Would you retype all of these records exactly?
━━━ Records to process ━━━
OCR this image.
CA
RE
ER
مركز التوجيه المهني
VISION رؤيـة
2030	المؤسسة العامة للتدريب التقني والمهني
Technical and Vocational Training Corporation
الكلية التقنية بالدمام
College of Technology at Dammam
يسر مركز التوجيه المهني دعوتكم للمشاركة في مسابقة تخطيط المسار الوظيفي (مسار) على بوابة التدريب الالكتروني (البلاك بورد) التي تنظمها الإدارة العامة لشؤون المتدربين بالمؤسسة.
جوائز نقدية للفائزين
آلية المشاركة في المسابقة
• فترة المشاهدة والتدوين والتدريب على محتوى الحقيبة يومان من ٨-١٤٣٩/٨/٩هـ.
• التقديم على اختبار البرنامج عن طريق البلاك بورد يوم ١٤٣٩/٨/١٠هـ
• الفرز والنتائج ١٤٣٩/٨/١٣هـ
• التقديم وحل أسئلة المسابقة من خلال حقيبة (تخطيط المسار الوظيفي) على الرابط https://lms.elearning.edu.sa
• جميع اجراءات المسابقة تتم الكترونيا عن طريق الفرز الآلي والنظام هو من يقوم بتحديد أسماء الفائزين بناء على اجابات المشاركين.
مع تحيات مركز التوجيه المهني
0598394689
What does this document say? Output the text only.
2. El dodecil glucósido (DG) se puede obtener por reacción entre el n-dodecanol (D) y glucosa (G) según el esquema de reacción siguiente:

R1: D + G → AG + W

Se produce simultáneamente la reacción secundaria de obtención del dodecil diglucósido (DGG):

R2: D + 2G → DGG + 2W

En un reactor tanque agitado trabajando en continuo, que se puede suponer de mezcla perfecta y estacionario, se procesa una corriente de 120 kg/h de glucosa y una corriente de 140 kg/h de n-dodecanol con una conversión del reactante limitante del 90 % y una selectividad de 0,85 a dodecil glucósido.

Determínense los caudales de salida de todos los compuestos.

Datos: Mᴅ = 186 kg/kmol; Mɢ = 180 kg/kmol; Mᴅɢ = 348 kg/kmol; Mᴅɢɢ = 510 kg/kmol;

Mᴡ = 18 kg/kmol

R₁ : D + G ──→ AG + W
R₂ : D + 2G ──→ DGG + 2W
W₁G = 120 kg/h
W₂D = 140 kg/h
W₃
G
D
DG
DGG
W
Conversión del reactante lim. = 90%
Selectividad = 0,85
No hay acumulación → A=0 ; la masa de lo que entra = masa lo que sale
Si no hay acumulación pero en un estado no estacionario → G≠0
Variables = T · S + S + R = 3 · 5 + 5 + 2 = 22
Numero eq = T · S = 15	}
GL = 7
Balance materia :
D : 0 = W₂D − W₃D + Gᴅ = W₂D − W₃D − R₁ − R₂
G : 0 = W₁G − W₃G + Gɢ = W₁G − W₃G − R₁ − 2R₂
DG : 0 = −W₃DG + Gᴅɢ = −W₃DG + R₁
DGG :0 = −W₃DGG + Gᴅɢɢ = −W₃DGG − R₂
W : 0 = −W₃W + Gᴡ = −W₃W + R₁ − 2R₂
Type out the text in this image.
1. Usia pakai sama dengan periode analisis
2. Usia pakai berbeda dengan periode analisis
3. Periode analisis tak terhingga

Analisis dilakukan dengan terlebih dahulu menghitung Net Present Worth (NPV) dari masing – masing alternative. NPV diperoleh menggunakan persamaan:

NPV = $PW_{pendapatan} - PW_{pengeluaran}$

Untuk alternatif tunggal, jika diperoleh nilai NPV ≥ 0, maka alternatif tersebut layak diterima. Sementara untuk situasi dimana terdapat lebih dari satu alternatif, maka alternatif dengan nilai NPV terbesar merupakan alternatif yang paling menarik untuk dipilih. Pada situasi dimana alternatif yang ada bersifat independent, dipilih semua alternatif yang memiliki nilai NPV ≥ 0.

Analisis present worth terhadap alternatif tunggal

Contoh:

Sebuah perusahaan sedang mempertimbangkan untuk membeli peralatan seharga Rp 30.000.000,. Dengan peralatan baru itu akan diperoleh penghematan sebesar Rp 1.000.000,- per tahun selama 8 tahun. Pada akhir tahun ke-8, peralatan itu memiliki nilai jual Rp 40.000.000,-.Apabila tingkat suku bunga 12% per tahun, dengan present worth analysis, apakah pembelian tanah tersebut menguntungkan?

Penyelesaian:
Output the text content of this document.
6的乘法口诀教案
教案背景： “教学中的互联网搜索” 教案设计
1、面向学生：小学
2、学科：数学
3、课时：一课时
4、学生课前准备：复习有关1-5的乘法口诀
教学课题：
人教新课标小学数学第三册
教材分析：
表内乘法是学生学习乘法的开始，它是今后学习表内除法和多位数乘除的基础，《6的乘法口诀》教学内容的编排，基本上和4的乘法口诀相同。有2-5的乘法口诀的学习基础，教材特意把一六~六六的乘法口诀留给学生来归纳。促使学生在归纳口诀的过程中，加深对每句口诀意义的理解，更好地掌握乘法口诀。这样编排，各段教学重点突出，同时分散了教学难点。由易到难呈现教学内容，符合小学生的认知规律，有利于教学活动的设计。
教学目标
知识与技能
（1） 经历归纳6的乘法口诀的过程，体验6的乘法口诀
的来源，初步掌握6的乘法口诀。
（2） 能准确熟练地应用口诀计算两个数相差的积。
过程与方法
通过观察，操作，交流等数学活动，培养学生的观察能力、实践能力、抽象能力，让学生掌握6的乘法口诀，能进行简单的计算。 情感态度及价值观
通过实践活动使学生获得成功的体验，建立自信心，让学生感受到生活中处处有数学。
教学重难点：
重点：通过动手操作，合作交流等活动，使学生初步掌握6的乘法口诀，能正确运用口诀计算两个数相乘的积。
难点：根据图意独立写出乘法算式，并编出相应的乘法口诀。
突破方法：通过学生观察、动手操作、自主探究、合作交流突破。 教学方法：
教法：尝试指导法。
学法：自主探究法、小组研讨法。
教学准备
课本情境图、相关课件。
━━━
> [Written answer]
OCR this image.
CA
RE
ER
مركز التوجيه المهني
VISION رؤيـة
2030	المؤسسة العامة للتدريب التقني والمهني
Technical and Vocational Training Corporation
الكلية التقنية بالدمام
College of Technology at Dammam
يسر مركز التوجيه المهني دعوتكم للمشاركة في مسابقة تخطيط المسار الوظيفي (مسار) على بوابة التدريب الالكتروني (البلاك بورد) التي تنظمها الإدارة العامة لشؤون المتدربين بالمؤسسة.
جوائز نقدية للفائزين
آلية المشاركة في المسابقة
• فترة المشاهدة والتدوين والتدريب على محتوى الحقيبة يومان من ٨-١٤٣٩/٨/٩هـ.
• التقديم على اختبار البرنامج عن طريق البلاك بورد يوم ١٤٣٩/٨/١٠هـ
• الفرز والنتائج ١٤٣٩/٨/١٣هـ
• التقديم وحل أسئلة المسابقة من خلال حقيبة (تخطيط المسار الوظيفي) على الرابط https://lms.elearning.edu.sa
• جميع اجراءات المسابقة تتم الكترونيا عن طريق الفرز الآلي والنظام هو من يقوم بتحديد أسماء الفائزين بناء على اجابات المشاركين.
مع تحيات مركز التوجيه المهني
0598394689
What does this document say? Output the text only.
2. El dodecil glucósido (DG) se puede obtener por reacción entre el n-dodecanol (D) y glucosa (G) según el esquema de reacción siguiente:

R1: D + G → AG + W

Se produce simultáneamente la reacción secundaria de obtención del dodecil diglucósido (DGG):

R2: D + 2G → DGG + 2W

En un reactor tanque agitado trabajando en continuo, que se puede suponer de mezcla perfecta y estacionario, se procesa una corriente de 120 kg/h de glucosa y una corriente de 140 kg/h de n-dodecanol con una conversión del reactante limitante del 90 % y una selectividad de 0,85 a dodecil glucósido.

Determínense los caudales de salida de todos los compuestos.

Datos: Mᴅ = 186 kg/kmol; Mɢ = 180 kg/kmol; Mᴅɢ = 348 kg/kmol; Mᴅɢɢ = 510 kg/kmol;

Mᴡ = 18 kg/kmol

R₁ : D + G ──→ AG + W
R₂ : D + 2G ──→ DGG + 2W
W₁G = 120 kg/h
W₂D = 140 kg/h
W₃
G
D
DG
DGG
W
Conversión del reactante lim. = 90%
Selectividad = 0,85
No hay acumulación → A=0 ; la masa de lo que entra = masa lo que sale
Si no hay acumulación pero en un estado no estacionario → G≠0
Variables = T · S + S + R = 3 · 5 + 5 + 2 = 22
Numero eq = T · S = 15	}
GL = 7
Balance materia :
D : 0 = W₂D − W₃D + Gᴅ = W₂D − W₃D − R₁ − R₂
G : 0 = W₁G − W₃G + Gɢ = W₁G − W₃G − R₁ − 2R₂
DG : 0 = −W₃DG + Gᴅɢ = −W₃DG + R₁
DGG :0 = −W₃DGG + Gᴅɢɢ = −W₃DGG − R₂
W : 0 = −W₃W + Gᴡ = −W₃W + R₁ − 2R₂
Type out the text in this image.
1. Usia pakai sama dengan periode analisis
2. Usia pakai berbeda dengan periode analisis
3. Periode analisis tak terhingga

Analisis dilakukan dengan terlebih dahulu menghitung Net Present Worth (NPV) dari masing – masing alternative. NPV diperoleh menggunakan persamaan:

NPV = $PW_{pendapatan} - PW_{pengeluaran}$

Untuk alternatif tunggal, jika diperoleh nilai NPV ≥ 0, maka alternatif tersebut layak diterima. Sementara untuk situasi dimana terdapat lebih dari satu alternatif, maka alternatif dengan nilai NPV terbesar merupakan alternatif yang paling menarik untuk dipilih. Pada situasi dimana alternatif yang ada bersifat independent, dipilih semua alternatif yang memiliki nilai NPV ≥ 0.

Analisis present worth terhadap alternatif tunggal

Contoh:

Sebuah perusahaan sedang mempertimbangkan untuk membeli peralatan seharga Rp 30.000.000,. Dengan peralatan baru itu akan diperoleh penghematan sebesar Rp 1.000.000,- per tahun selama 8 tahun. Pada akhir tahun ke-8, peralatan itu memiliki nilai jual Rp 40.000.000,-.Apabila tingkat suku bunga 12% per tahun, dengan present worth analysis, apakah pembelian tanah tersebut menguntungkan?

Penyelesaian:
Output the text content of this document.
6的乘法口诀教案
教案背景： “教学中的互联网搜索” 教案设计
1、面向学生：小学
2、学科：数学
3、课时：一课时
4、学生课前准备：复习有关1-5的乘法口诀
教学课题：
人教新课标小学数学第三册
教材分析：
表内乘法是学生学习乘法的开始，它是今后学习表内除法和多位数乘除的基础，《6的乘法口诀》教学内容的编排，基本上和4的乘法口诀相同。有2-5的乘法口诀的学习基础，教材特意把一六~六六的乘法口诀留给学生来归纳。促使学生在归纳口诀的过程中，加深对每句口诀意义的理解，更好地掌握乘法口诀。这样编排，各段教学重点突出，同时分散了教学难点。由易到难呈现教学内容，符合小学生的认知规律，有利于教学活动的设计。
教学目标
知识与技能
（1） 经历归纳6的乘法口诀的过程，体验6的乘法口诀
的来源，初步掌握6的乘法口诀。
（2） 能准确熟练地应用口诀计算两个数相差的积。
过程与方法
通过观察，操作，交流等数学活动，培养学生的观察能力、实践能力、抽象能力，让学生掌握6的乘法口诀，能进行简单的计算。 情感态度及价值观
通过实践活动使学生获得成功的体验，建立自信心，让学生感受到生活中处处有数学。
教学重难点：
重点：通过动手操作，合作交流等活动，使学生初步掌握6的乘法口诀，能正确运用口诀计算两个数相乘的积。
难点：根据图意独立写出乘法算式，并编出相应的乘法口诀。
突破方法：通过学生观察、动手操作、自主探究、合作交流突破。 教学方法：
教法：尝试指导法。
学法：自主探究法、小组研讨法。
教学准备
课本情境图、相关课件。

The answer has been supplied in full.